• [Problem details]: Without the pictures, copy all the entries below exactly.

(Stored dataset items)
-- start --
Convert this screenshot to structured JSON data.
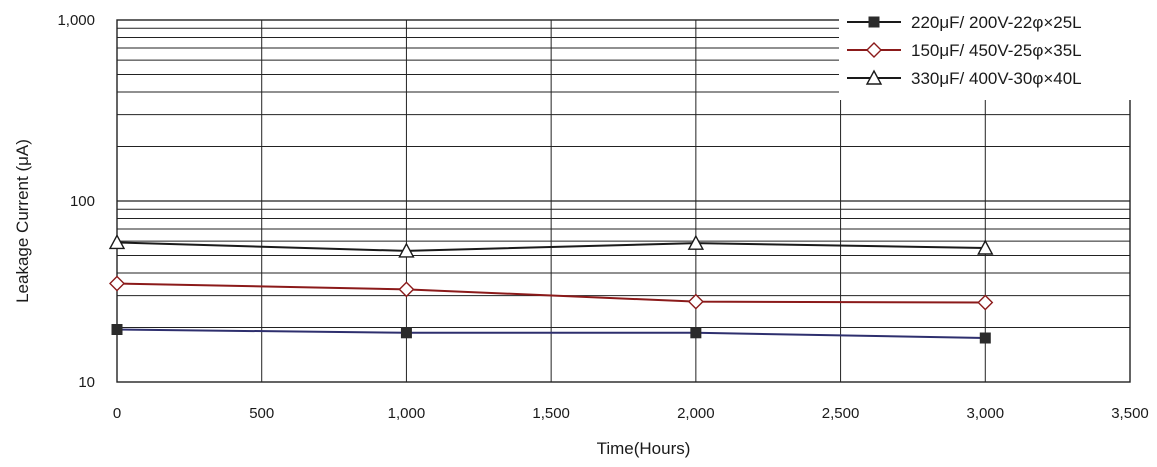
{
  "chart_data": {
    "type": "line",
    "title": "",
    "xlabel": "Time(Hours)",
    "ylabel": "Leakage Current (μA)",
    "xlim": [
      0,
      3500
    ],
    "ylim": [
      10,
      1000
    ],
    "y_scale": "log",
    "grid": true,
    "legend_position": "top-right",
    "x_ticks": [
      0,
      500,
      1000,
      1500,
      2000,
      2500,
      3000,
      3500
    ],
    "x_tick_labels": [
      "0",
      "500",
      "1,000",
      "1,500",
      "2,000",
      "2,500",
      "3,000",
      "3,500"
    ],
    "y_ticks": [
      10,
      100,
      1000
    ],
    "y_tick_labels": [
      "10",
      "100",
      "1,000"
    ],
    "x": [
      0,
      1000,
      2000,
      3000
    ],
    "series": [
      {
        "name": "220μF/ 200V-22φ×25L",
        "values": [
          19.5,
          18.7,
          18.7,
          17.5
        ],
        "color": "#2e2f6e",
        "marker": "filled-square",
        "marker_color": "#2b2b2b"
      },
      {
        "name": "150μF/ 450V-25φ×35L",
        "values": [
          35,
          32.5,
          27.8,
          27.5
        ],
        "color": "#8b1a1a",
        "marker": "open-diamond",
        "marker_color": "#8b1a1a"
      },
      {
        "name": "330μF/ 400V-30φ×40L",
        "values": [
          59,
          53,
          58.5,
          55
        ],
        "color": "#1a1a1a",
        "marker": "open-triangle",
        "marker_color": "#1a1a1a"
      }
    ]
  }
}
-- end --
• [Finished answer]:
Convert this screenshot to structured JSON data.
{
  "chart_data": {
    "type": "line",
    "title": "",
    "xlabel": "Time(Hours)",
    "ylabel": "Leakage Current (μA)",
    "xlim": [
      0,
      3500
    ],
    "ylim": [
      10,
      1000
    ],
    "y_scale": "log",
    "grid": true,
    "legend_position": "top-right",
    "x_ticks": [
      0,
      500,
      1000,
      1500,
      2000,
      2500,
      3000,
      3500
    ],
    "x_tick_labels": [
      "0",
      "500",
      "1,000",
      "1,500",
      "2,000",
      "2,500",
      "3,000",
      "3,500"
    ],
    "y_ticks": [
      10,
      100,
      1000
    ],
    "y_tick_labels": [
      "10",
      "100",
      "1,000"
    ],
    "x": [
      0,
      1000,
      2000,
      3000
    ],
    "series": [
      {
        "name": "220μF/ 200V-22φ×25L",
        "values": [
          19.5,
          18.7,
          18.7,
          17.5
        ],
        "color": "#2e2f6e",
        "marker": "filled-square",
        "marker_color": "#2b2b2b"
      },
      {
        "name": "150μF/ 450V-25φ×35L",
        "values": [
          35,
          32.5,
          27.8,
          27.5
        ],
        "color": "#8b1a1a",
        "marker": "open-diamond",
        "marker_color": "#8b1a1a"
      },
      {
        "name": "330μF/ 400V-30φ×40L",
        "values": [
          59,
          53,
          58.5,
          55
        ],
        "color": "#1a1a1a",
        "marker": "open-triangle",
        "marker_color": "#1a1a1a"
      }
    ]
  }
}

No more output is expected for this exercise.